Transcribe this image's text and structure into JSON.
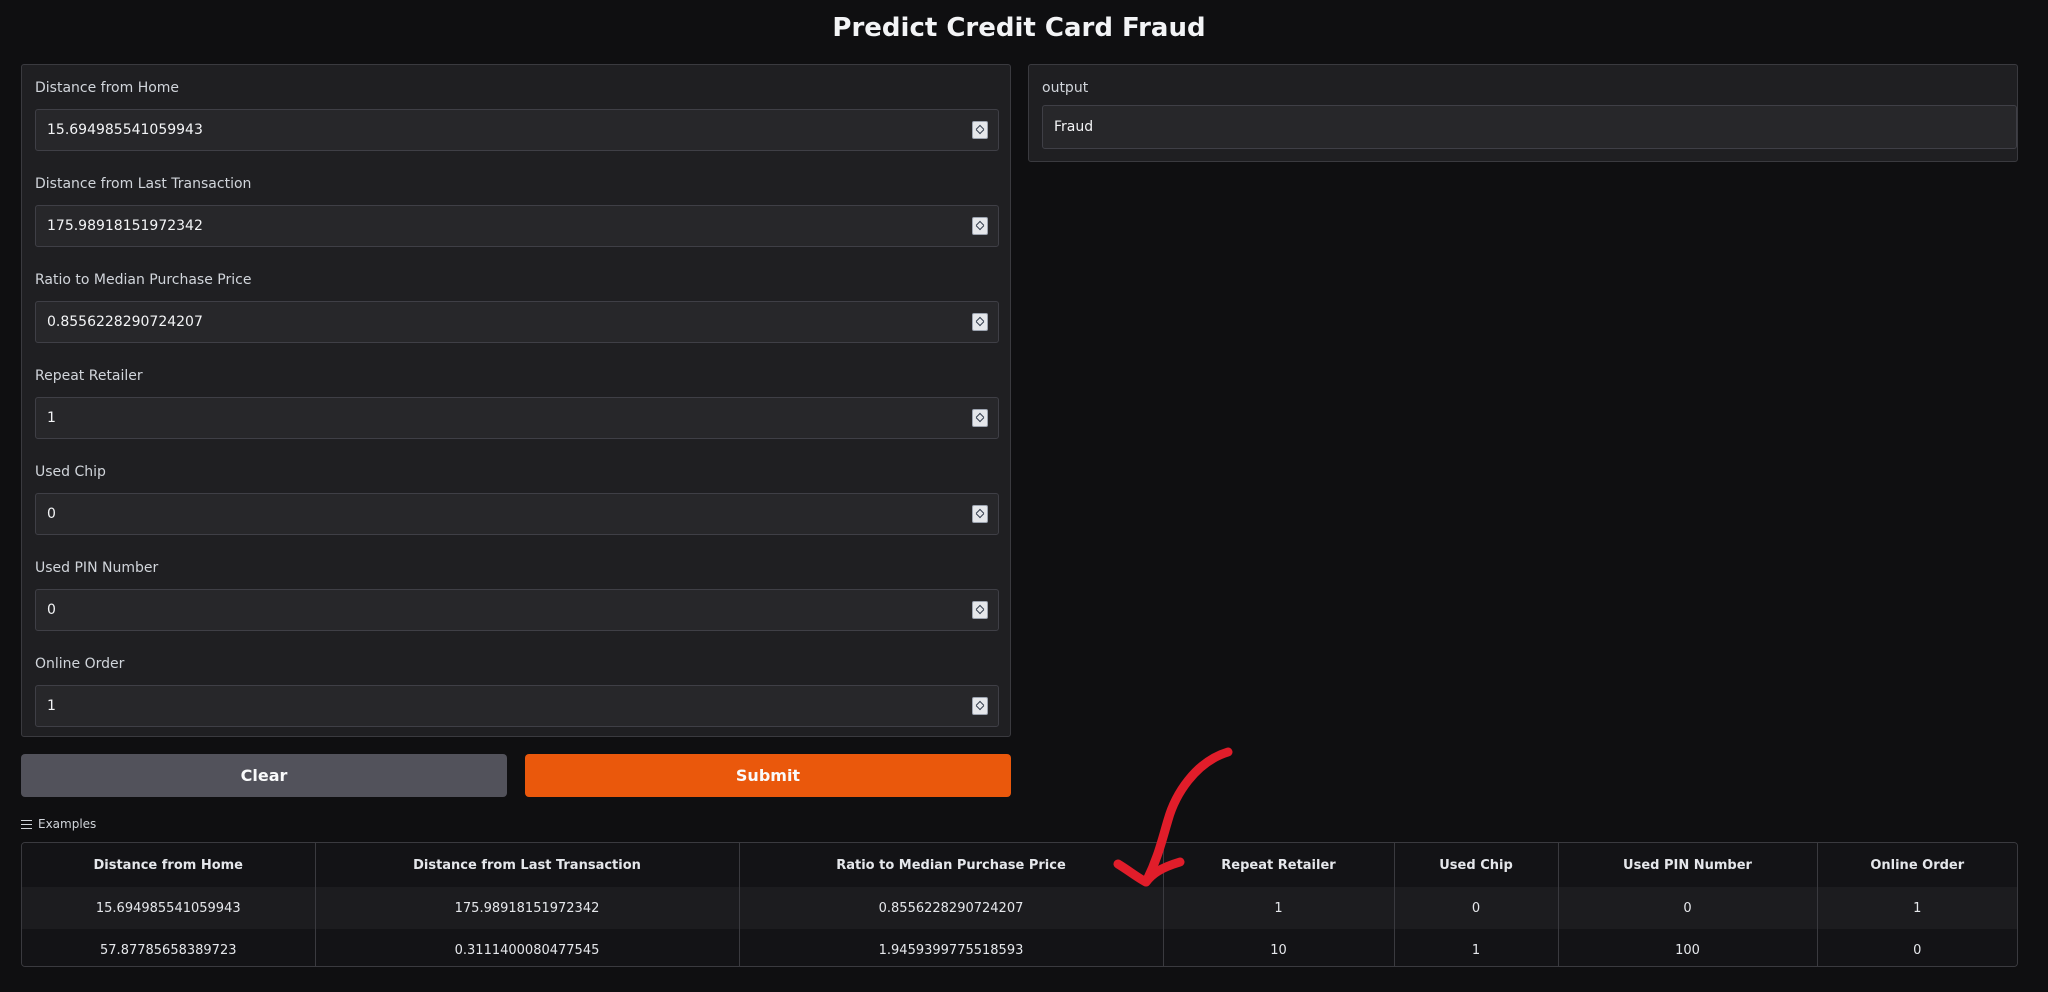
{
  "page": {
    "title": "Predict Credit Card Fraud"
  },
  "inputs": [
    {
      "label": "Distance from Home",
      "value": "15.694985541059943"
    },
    {
      "label": "Distance from Last Transaction",
      "value": "175.98918151972342"
    },
    {
      "label": "Ratio to Median Purchase Price",
      "value": "0.8556228290724207"
    },
    {
      "label": "Repeat Retailer",
      "value": "1"
    },
    {
      "label": "Used Chip",
      "value": "0"
    },
    {
      "label": "Used PIN Number",
      "value": "0"
    },
    {
      "label": "Online Order",
      "value": "1"
    }
  ],
  "output": {
    "label": "output",
    "value": "Fraud"
  },
  "buttons": {
    "clear": "Clear",
    "submit": "Submit"
  },
  "examples": {
    "label": "Examples",
    "headers": [
      "Distance from Home",
      "Distance from Last Transaction",
      "Ratio to Median Purchase Price",
      "Repeat Retailer",
      "Used Chip",
      "Used PIN Number",
      "Online Order"
    ],
    "rows": [
      [
        "15.694985541059943",
        "175.98918151972342",
        "0.8556228290724207",
        "1",
        "0",
        "0",
        "1"
      ],
      [
        "57.87785658389723",
        "0.3111400080477545",
        "1.9459399775518593",
        "10",
        "1",
        "100",
        "0"
      ]
    ]
  },
  "colors": {
    "background": "#0f0f11",
    "panel": "#1f1f22",
    "submit": "#ea580c",
    "clear": "#52525b",
    "annotation": "#e11d2a"
  }
}
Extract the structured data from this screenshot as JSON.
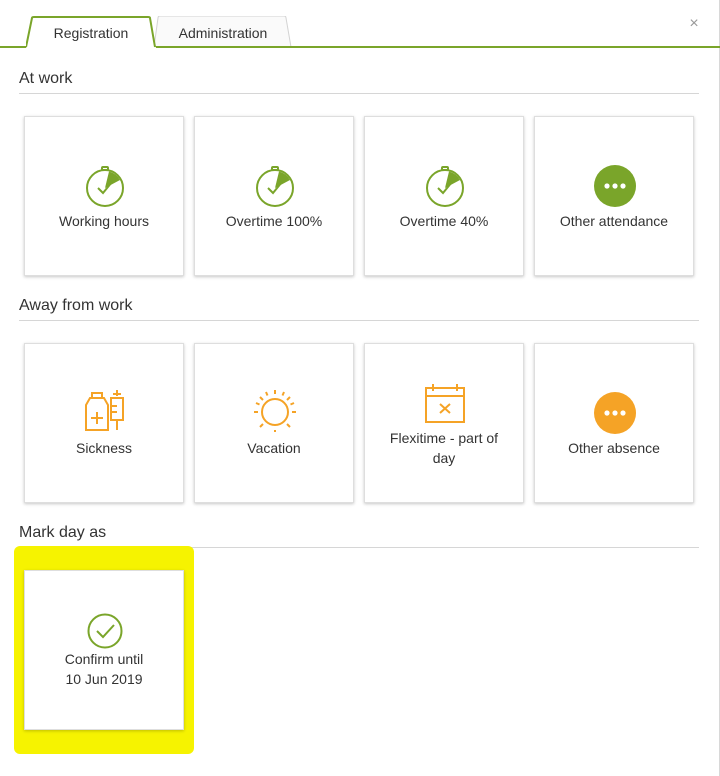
{
  "tabs": [
    {
      "label": "Registration",
      "active": true
    },
    {
      "label": "Administration",
      "active": false
    }
  ],
  "close_label": "×",
  "sections": {
    "at_work": {
      "title": "At work",
      "tiles": [
        {
          "label": "Working hours",
          "icon": "stopwatch-icon"
        },
        {
          "label": "Overtime 100%",
          "icon": "stopwatch-icon"
        },
        {
          "label": "Overtime 40%",
          "icon": "stopwatch-icon"
        },
        {
          "label": "Other attendance",
          "icon": "more-dots-icon"
        }
      ]
    },
    "away": {
      "title": "Away from work",
      "tiles": [
        {
          "label": "Sickness",
          "icon": "medicine-icon"
        },
        {
          "label": "Vacation",
          "icon": "sun-icon"
        },
        {
          "label_line1": "Flexitime - part of",
          "label_line2": "day",
          "icon": "calendar-icon"
        },
        {
          "label": "Other absence",
          "icon": "more-dots-icon"
        }
      ]
    },
    "mark_day": {
      "title": "Mark day as",
      "tiles": [
        {
          "label_line1": "Confirm until",
          "label_line2": "10 Jun 2019",
          "icon": "check-circle-icon"
        }
      ]
    }
  },
  "colors": {
    "green": "#7aa52a",
    "orange": "#f5a326",
    "highlight": "#f6f300"
  }
}
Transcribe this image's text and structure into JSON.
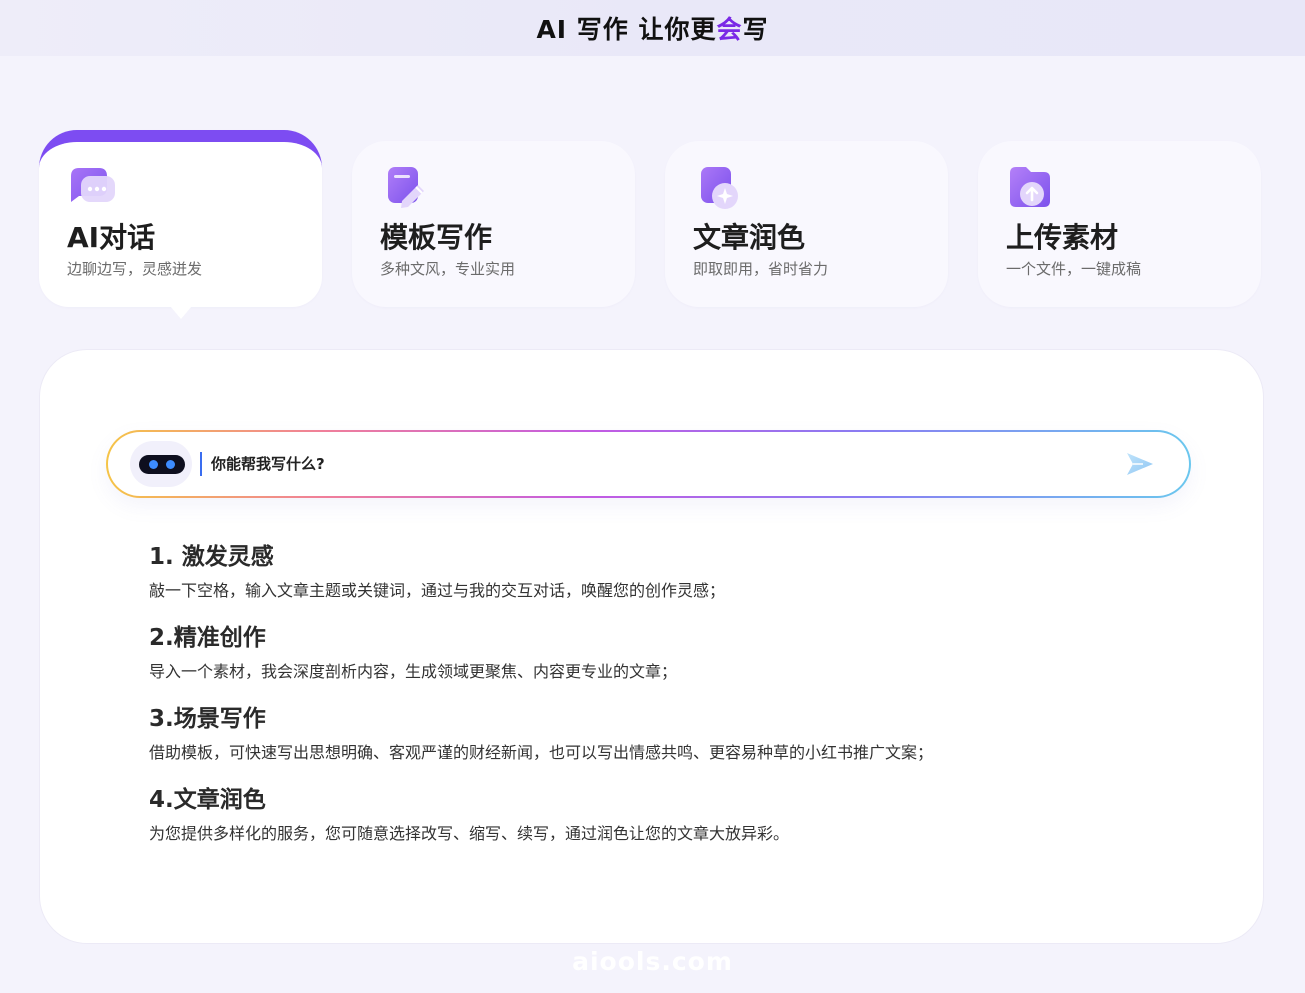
{
  "header": {
    "title_prefix": "AI 写作 让你更",
    "title_accent": "会",
    "title_suffix": "写",
    "accent_color": "#7a29e6"
  },
  "features": [
    {
      "title": "AI对话",
      "subtitle": "边聊边写，灵感迸发",
      "icon": "chat-bubble-icon",
      "active": true
    },
    {
      "title": "模板写作",
      "subtitle": "多种文风，专业实用",
      "icon": "document-edit-icon",
      "active": false
    },
    {
      "title": "文章润色",
      "subtitle": "即取即用，省时省力",
      "icon": "sparkle-document-icon",
      "active": false
    },
    {
      "title": "上传素材",
      "subtitle": "一个文件，一键成稿",
      "icon": "upload-folder-icon",
      "active": false
    }
  ],
  "chat": {
    "placeholder": "你能帮我写什么?",
    "avatar_icon": "robot-icon",
    "send_icon": "send-icon"
  },
  "tips": [
    {
      "title": "1. 激发灵感",
      "description": "敲一下空格，输入文章主题或关键词，通过与我的交互对话，唤醒您的创作灵感；"
    },
    {
      "title": "2.精准创作",
      "description": "导入一个素材，我会深度剖析内容，生成领域更聚焦、内容更专业的文章；"
    },
    {
      "title": "3.场景写作",
      "description": "借助模板，可快速写出思想明确、客观严谨的财经新闻，也可以写出情感共鸣、更容易种草的小红书推广文案；"
    },
    {
      "title": "4.文章润色",
      "description": "为您提供多样化的服务，您可随意选择改写、缩写、续写，通过润色让您的文章大放异彩。"
    }
  ],
  "watermark": "aiools.com",
  "colors": {
    "brand_purple": "#7d4cf2",
    "page_background": "#f4f3fc"
  }
}
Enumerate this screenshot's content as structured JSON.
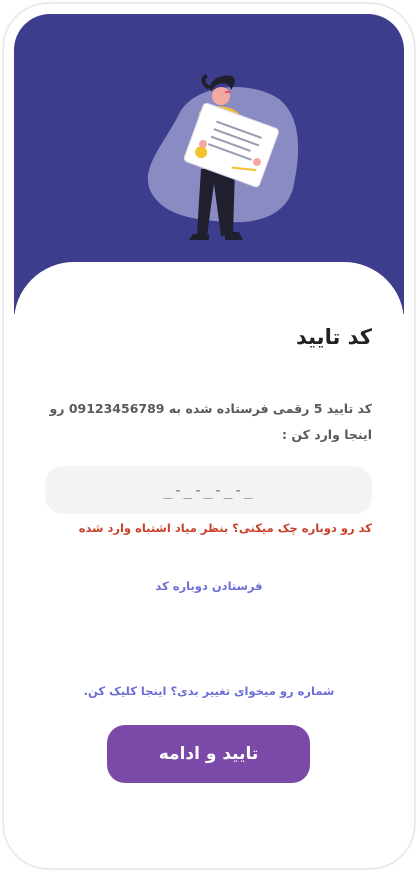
{
  "screen": {
    "title": "کد تایید",
    "description": "کد تایید 5 رقمی فرستاده شده به 09123456789 رو اینجا وارد کن :"
  },
  "code_input": {
    "placeholder": "_-_-_-_-_",
    "value": ""
  },
  "error_message": "کد رو دوباره چک میکنی؟ بنظر میاد اشتباه وارد شده",
  "links": {
    "resend_code": "فرستادن دوباره کد",
    "change_number": "شماره رو میخوای تغییر بدی؟ اینجا کلیک کن."
  },
  "buttons": {
    "submit_label": "تایید و ادامه"
  },
  "colors": {
    "hero_background": "#3d3d8e",
    "primary_button": "#7b4aa8",
    "link": "#6b6fd6",
    "error": "#c9402a"
  },
  "illustration": {
    "icon": "woman-holding-document-illustration"
  }
}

★ ★ ★ ★ ★ ★ ★

* [Aim of the task] Look through the entries above and list every line containing "value".

* [Solution]
      "value": "15.694985541059943"
      "value": "175.98918151972342"
      "value": "0.8556228290724207"
      "value": "1"
      "value": "0"
      "value": "0"
      "value": "1"
    "value": "Fraud"
    "value": ""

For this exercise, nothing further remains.